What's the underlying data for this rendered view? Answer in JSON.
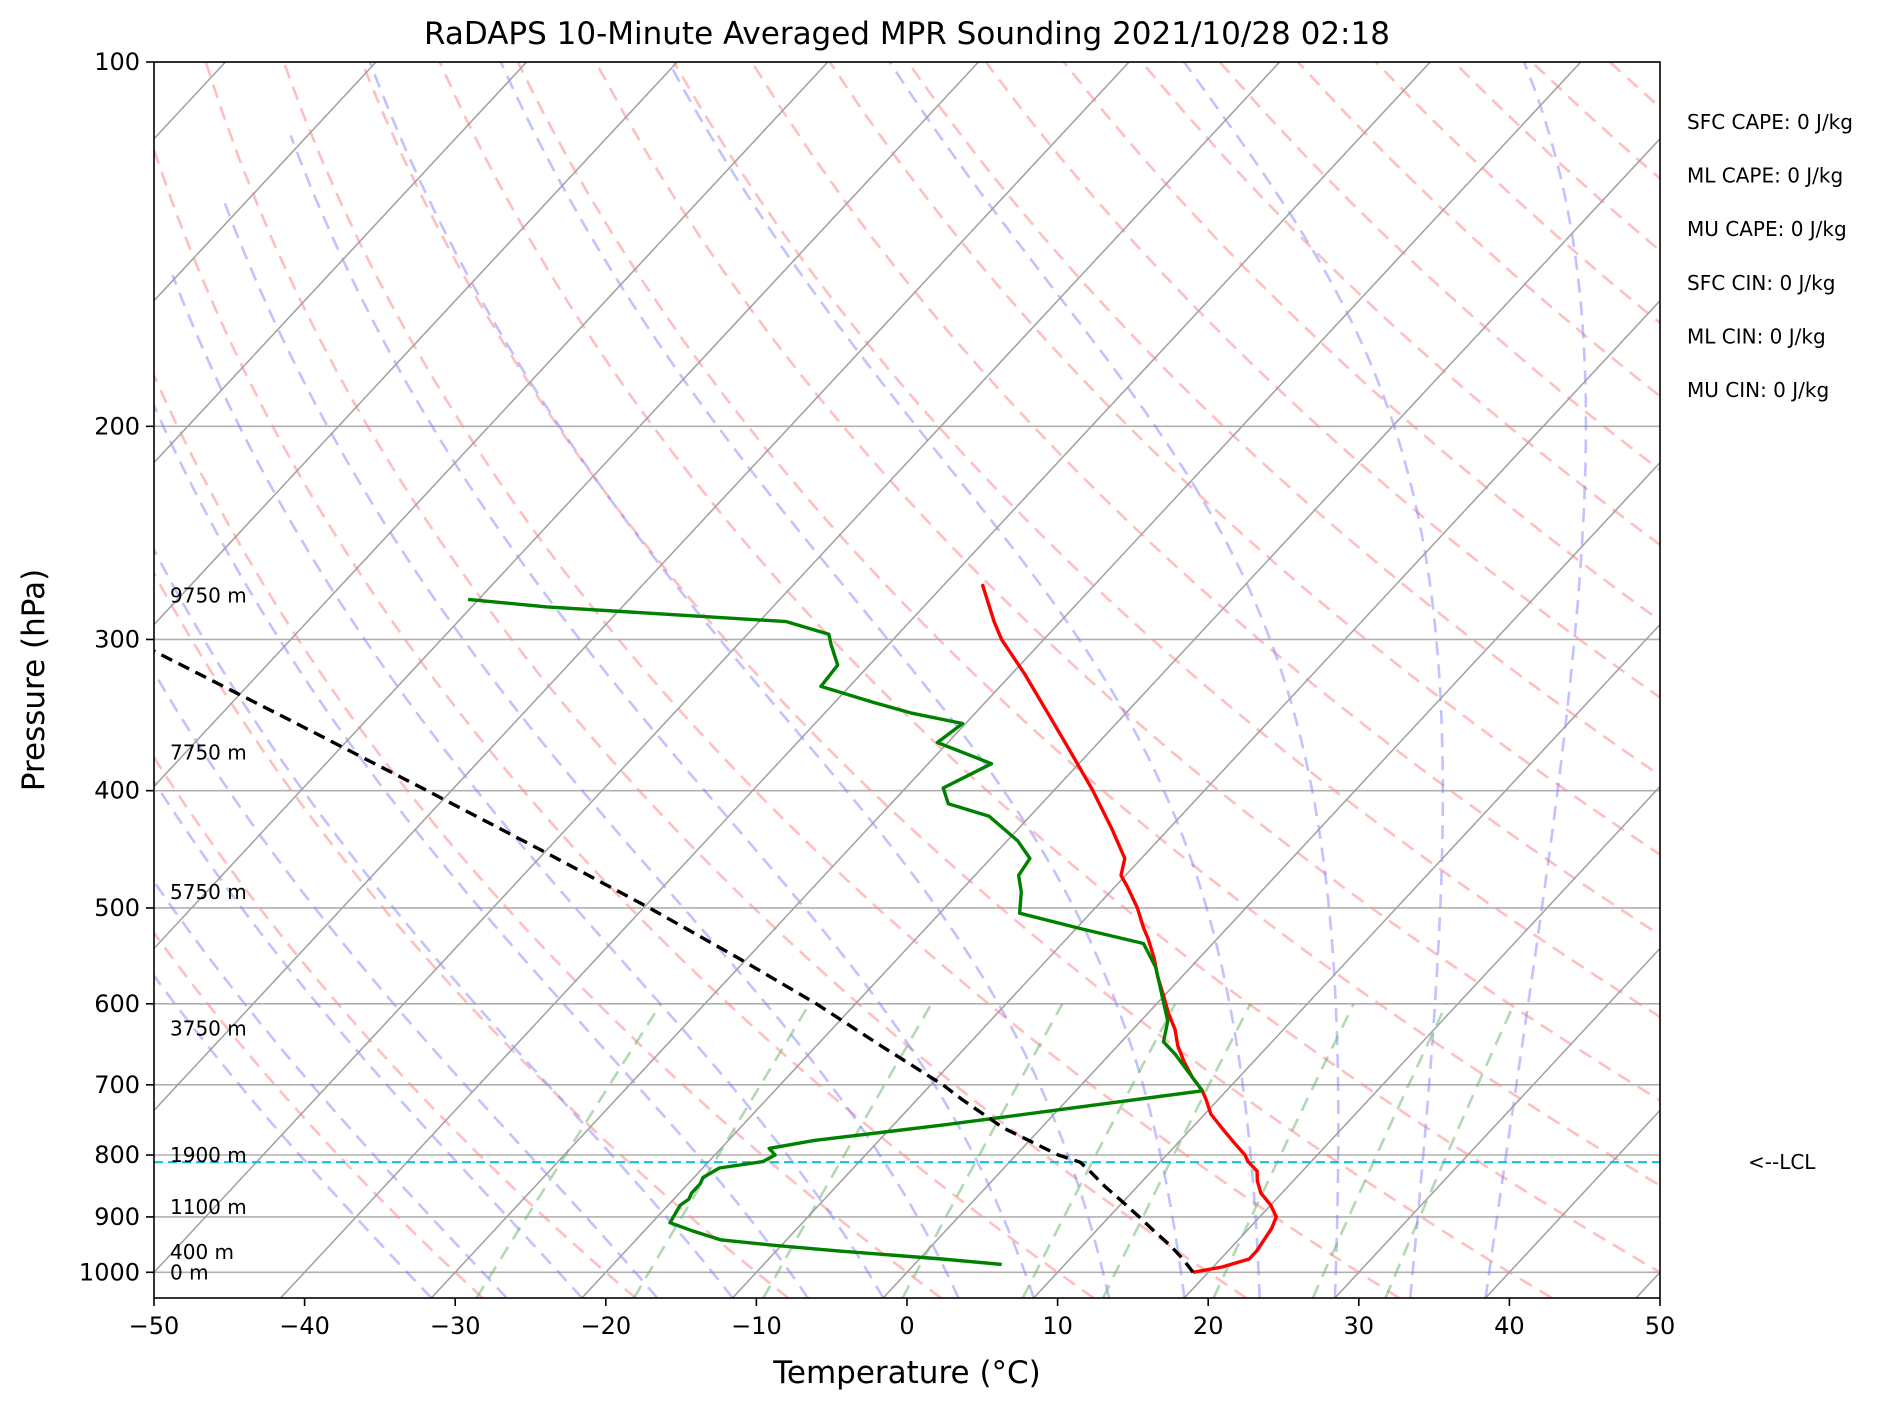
{
  "chart_data": {
    "type": "line",
    "title": "RaDAPS 10-Minute Averaged MPR Sounding 2021/10/28 02:18",
    "xlabel": "Temperature (°C)",
    "ylabel": "Pressure (hPa)",
    "xlim": [
      -50,
      50
    ],
    "ylim": [
      1050,
      100
    ],
    "y_scale": "log",
    "skew": "skew-T log-p",
    "grid": true,
    "x_ticks": [
      "−50",
      "−40",
      "−30",
      "−20",
      "−10",
      "0",
      "10",
      "20",
      "30",
      "40",
      "50"
    ],
    "x_tick_values": [
      -50,
      -40,
      -30,
      -20,
      -10,
      0,
      10,
      20,
      30,
      40,
      50
    ],
    "y_ticks": [
      "1000",
      "900",
      "800",
      "700",
      "600",
      "500",
      "400",
      "300",
      "200",
      "100"
    ],
    "y_tick_values": [
      1000,
      900,
      800,
      700,
      600,
      500,
      400,
      300,
      200,
      100
    ],
    "height_labels": [
      {
        "text": "9750 m",
        "p": 276
      },
      {
        "text": "7750 m",
        "p": 372
      },
      {
        "text": "5750 m",
        "p": 485
      },
      {
        "text": "3750 m",
        "p": 629
      },
      {
        "text": "1900 m",
        "p": 800
      },
      {
        "text": "1100 m",
        "p": 883
      },
      {
        "text": "400 m",
        "p": 962
      },
      {
        "text": "0 m",
        "p": 1000
      }
    ],
    "stats": [
      "SFC CAPE: 0 J/kg",
      "ML CAPE: 0 J/kg",
      "MU CAPE: 0 J/kg",
      "SFC CIN: 0 J/kg",
      "ML CIN: 0 J/kg",
      "MU CIN: 0 J/kg"
    ],
    "lcl": {
      "label": "<--LCL",
      "p": 811
    },
    "series": [
      {
        "color": "#ff0000",
        "points": [
          [
            1000,
            19.0
          ],
          [
            990,
            20.6
          ],
          [
            975,
            21.9
          ],
          [
            960,
            21.9
          ],
          [
            940,
            21.7
          ],
          [
            920,
            21.5
          ],
          [
            900,
            21.1
          ],
          [
            880,
            20.0
          ],
          [
            860,
            18.6
          ],
          [
            840,
            17.6
          ],
          [
            825,
            17.0
          ],
          [
            810,
            15.8
          ],
          [
            800,
            15.2
          ],
          [
            780,
            13.6
          ],
          [
            760,
            12.0
          ],
          [
            740,
            10.4
          ],
          [
            720,
            9.2
          ],
          [
            708,
            8.4
          ],
          [
            690,
            6.9
          ],
          [
            670,
            5.4
          ],
          [
            650,
            4.0
          ],
          [
            630,
            2.8
          ],
          [
            610,
            1.3
          ],
          [
            590,
            -0.1
          ],
          [
            570,
            -1.6
          ],
          [
            550,
            -3.0
          ],
          [
            530,
            -4.6
          ],
          [
            520,
            -5.5
          ],
          [
            500,
            -7.2
          ],
          [
            480,
            -9.2
          ],
          [
            470,
            -10.3
          ],
          [
            455,
            -11.1
          ],
          [
            430,
            -13.8
          ],
          [
            400,
            -17.4
          ],
          [
            370,
            -21.5
          ],
          [
            345,
            -25.2
          ],
          [
            320,
            -29.2
          ],
          [
            300,
            -32.8
          ],
          [
            290,
            -34.4
          ],
          [
            270,
            -37.5
          ]
        ]
      },
      {
        "color": "#008000",
        "points": [
          [
            985,
            5.8
          ],
          [
            975,
            1.5
          ],
          [
            960,
            -6.0
          ],
          [
            950,
            -10.5
          ],
          [
            940,
            -14.4
          ],
          [
            925,
            -16.7
          ],
          [
            910,
            -18.8
          ],
          [
            880,
            -19.2
          ],
          [
            870,
            -19.0
          ],
          [
            860,
            -19.2
          ],
          [
            845,
            -19.2
          ],
          [
            835,
            -19.4
          ],
          [
            820,
            -18.9
          ],
          [
            810,
            -16.4
          ],
          [
            800,
            -16.0
          ],
          [
            790,
            -16.8
          ],
          [
            778,
            -14.3
          ],
          [
            755,
            -6.5
          ],
          [
            708,
            8.4
          ],
          [
            690,
            6.9
          ],
          [
            660,
            4.3
          ],
          [
            645,
            2.8
          ],
          [
            620,
            1.8
          ],
          [
            590,
            -0.2
          ],
          [
            560,
            -2.3
          ],
          [
            535,
            -4.6
          ],
          [
            520,
            -9.7
          ],
          [
            505,
            -14.7
          ],
          [
            485,
            -15.9
          ],
          [
            470,
            -17.1
          ],
          [
            455,
            -17.4
          ],
          [
            440,
            -19.3
          ],
          [
            420,
            -22.7
          ],
          [
            410,
            -26.2
          ],
          [
            398,
            -27.5
          ],
          [
            380,
            -25.8
          ],
          [
            365,
            -30.7
          ],
          [
            352,
            -30.2
          ],
          [
            345,
            -34.3
          ],
          [
            338,
            -37.5
          ],
          [
            328,
            -41.9
          ],
          [
            315,
            -42.1
          ],
          [
            303,
            -43.8
          ],
          [
            297,
            -44.6
          ],
          [
            290,
            -48.2
          ],
          [
            282,
            -65.0
          ],
          [
            278,
            -70.7
          ]
        ]
      },
      {
        "color": "#000000",
        "dashed": true,
        "points": [
          [
            1000,
            19.0
          ],
          [
            975,
            17.5
          ],
          [
            950,
            15.8
          ],
          [
            925,
            13.9
          ],
          [
            900,
            12.0
          ],
          [
            875,
            10.0
          ],
          [
            850,
            7.9
          ],
          [
            825,
            5.9
          ],
          [
            811,
            4.7
          ],
          [
            800,
            2.8
          ],
          [
            760,
            -2.5
          ],
          [
            720,
            -7.0
          ],
          [
            700,
            -9.2
          ],
          [
            650,
            -15.7
          ],
          [
            600,
            -22.6
          ],
          [
            550,
            -30.6
          ],
          [
            500,
            -39.6
          ],
          [
            450,
            -49.9
          ],
          [
            400,
            -61.6
          ],
          [
            350,
            -75.0
          ],
          [
            300,
            -90.6
          ],
          [
            275,
            -99.6
          ]
        ]
      }
    ]
  }
}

To do: Set the listing down in full and exactly. Pictures within it should not appear in the copy.

The reply:
What's the underlying data for this rendered view? Answer in JSON.
{
  "chart_data": {
    "type": "line",
    "title": "RaDAPS 10-Minute Averaged MPR Sounding 2021/10/28 02:18",
    "xlabel": "Temperature (°C)",
    "ylabel": "Pressure (hPa)",
    "xlim": [
      -50,
      50
    ],
    "ylim": [
      1050,
      100
    ],
    "y_scale": "log",
    "skew": "skew-T log-p",
    "grid": true,
    "x_ticks": [
      "−50",
      "−40",
      "−30",
      "−20",
      "−10",
      "0",
      "10",
      "20",
      "30",
      "40",
      "50"
    ],
    "x_tick_values": [
      -50,
      -40,
      -30,
      -20,
      -10,
      0,
      10,
      20,
      30,
      40,
      50
    ],
    "y_ticks": [
      "1000",
      "900",
      "800",
      "700",
      "600",
      "500",
      "400",
      "300",
      "200",
      "100"
    ],
    "y_tick_values": [
      1000,
      900,
      800,
      700,
      600,
      500,
      400,
      300,
      200,
      100
    ],
    "height_labels": [
      {
        "text": "9750 m",
        "p": 276
      },
      {
        "text": "7750 m",
        "p": 372
      },
      {
        "text": "5750 m",
        "p": 485
      },
      {
        "text": "3750 m",
        "p": 629
      },
      {
        "text": "1900 m",
        "p": 800
      },
      {
        "text": "1100 m",
        "p": 883
      },
      {
        "text": "400 m",
        "p": 962
      },
      {
        "text": "0 m",
        "p": 1000
      }
    ],
    "stats": [
      "SFC CAPE: 0 J/kg",
      "ML CAPE: 0 J/kg",
      "MU CAPE: 0 J/kg",
      "SFC CIN: 0 J/kg",
      "ML CIN: 0 J/kg",
      "MU CIN: 0 J/kg"
    ],
    "lcl": {
      "label": "<--LCL",
      "p": 811
    },
    "series": [
      {
        "color": "#ff0000",
        "points": [
          [
            1000,
            19.0
          ],
          [
            990,
            20.6
          ],
          [
            975,
            21.9
          ],
          [
            960,
            21.9
          ],
          [
            940,
            21.7
          ],
          [
            920,
            21.5
          ],
          [
            900,
            21.1
          ],
          [
            880,
            20.0
          ],
          [
            860,
            18.6
          ],
          [
            840,
            17.6
          ],
          [
            825,
            17.0
          ],
          [
            810,
            15.8
          ],
          [
            800,
            15.2
          ],
          [
            780,
            13.6
          ],
          [
            760,
            12.0
          ],
          [
            740,
            10.4
          ],
          [
            720,
            9.2
          ],
          [
            708,
            8.4
          ],
          [
            690,
            6.9
          ],
          [
            670,
            5.4
          ],
          [
            650,
            4.0
          ],
          [
            630,
            2.8
          ],
          [
            610,
            1.3
          ],
          [
            590,
            -0.1
          ],
          [
            570,
            -1.6
          ],
          [
            550,
            -3.0
          ],
          [
            530,
            -4.6
          ],
          [
            520,
            -5.5
          ],
          [
            500,
            -7.2
          ],
          [
            480,
            -9.2
          ],
          [
            470,
            -10.3
          ],
          [
            455,
            -11.1
          ],
          [
            430,
            -13.8
          ],
          [
            400,
            -17.4
          ],
          [
            370,
            -21.5
          ],
          [
            345,
            -25.2
          ],
          [
            320,
            -29.2
          ],
          [
            300,
            -32.8
          ],
          [
            290,
            -34.4
          ],
          [
            270,
            -37.5
          ]
        ]
      },
      {
        "color": "#008000",
        "points": [
          [
            985,
            5.8
          ],
          [
            975,
            1.5
          ],
          [
            960,
            -6.0
          ],
          [
            950,
            -10.5
          ],
          [
            940,
            -14.4
          ],
          [
            925,
            -16.7
          ],
          [
            910,
            -18.8
          ],
          [
            880,
            -19.2
          ],
          [
            870,
            -19.0
          ],
          [
            860,
            -19.2
          ],
          [
            845,
            -19.2
          ],
          [
            835,
            -19.4
          ],
          [
            820,
            -18.9
          ],
          [
            810,
            -16.4
          ],
          [
            800,
            -16.0
          ],
          [
            790,
            -16.8
          ],
          [
            778,
            -14.3
          ],
          [
            755,
            -6.5
          ],
          [
            708,
            8.4
          ],
          [
            690,
            6.9
          ],
          [
            660,
            4.3
          ],
          [
            645,
            2.8
          ],
          [
            620,
            1.8
          ],
          [
            590,
            -0.2
          ],
          [
            560,
            -2.3
          ],
          [
            535,
            -4.6
          ],
          [
            520,
            -9.7
          ],
          [
            505,
            -14.7
          ],
          [
            485,
            -15.9
          ],
          [
            470,
            -17.1
          ],
          [
            455,
            -17.4
          ],
          [
            440,
            -19.3
          ],
          [
            420,
            -22.7
          ],
          [
            410,
            -26.2
          ],
          [
            398,
            -27.5
          ],
          [
            380,
            -25.8
          ],
          [
            365,
            -30.7
          ],
          [
            352,
            -30.2
          ],
          [
            345,
            -34.3
          ],
          [
            338,
            -37.5
          ],
          [
            328,
            -41.9
          ],
          [
            315,
            -42.1
          ],
          [
            303,
            -43.8
          ],
          [
            297,
            -44.6
          ],
          [
            290,
            -48.2
          ],
          [
            282,
            -65.0
          ],
          [
            278,
            -70.7
          ]
        ]
      },
      {
        "color": "#000000",
        "dashed": true,
        "points": [
          [
            1000,
            19.0
          ],
          [
            975,
            17.5
          ],
          [
            950,
            15.8
          ],
          [
            925,
            13.9
          ],
          [
            900,
            12.0
          ],
          [
            875,
            10.0
          ],
          [
            850,
            7.9
          ],
          [
            825,
            5.9
          ],
          [
            811,
            4.7
          ],
          [
            800,
            2.8
          ],
          [
            760,
            -2.5
          ],
          [
            720,
            -7.0
          ],
          [
            700,
            -9.2
          ],
          [
            650,
            -15.7
          ],
          [
            600,
            -22.6
          ],
          [
            550,
            -30.6
          ],
          [
            500,
            -39.6
          ],
          [
            450,
            -49.9
          ],
          [
            400,
            -61.6
          ],
          [
            350,
            -75.0
          ],
          [
            300,
            -90.6
          ],
          [
            275,
            -99.6
          ]
        ]
      }
    ]
  }
}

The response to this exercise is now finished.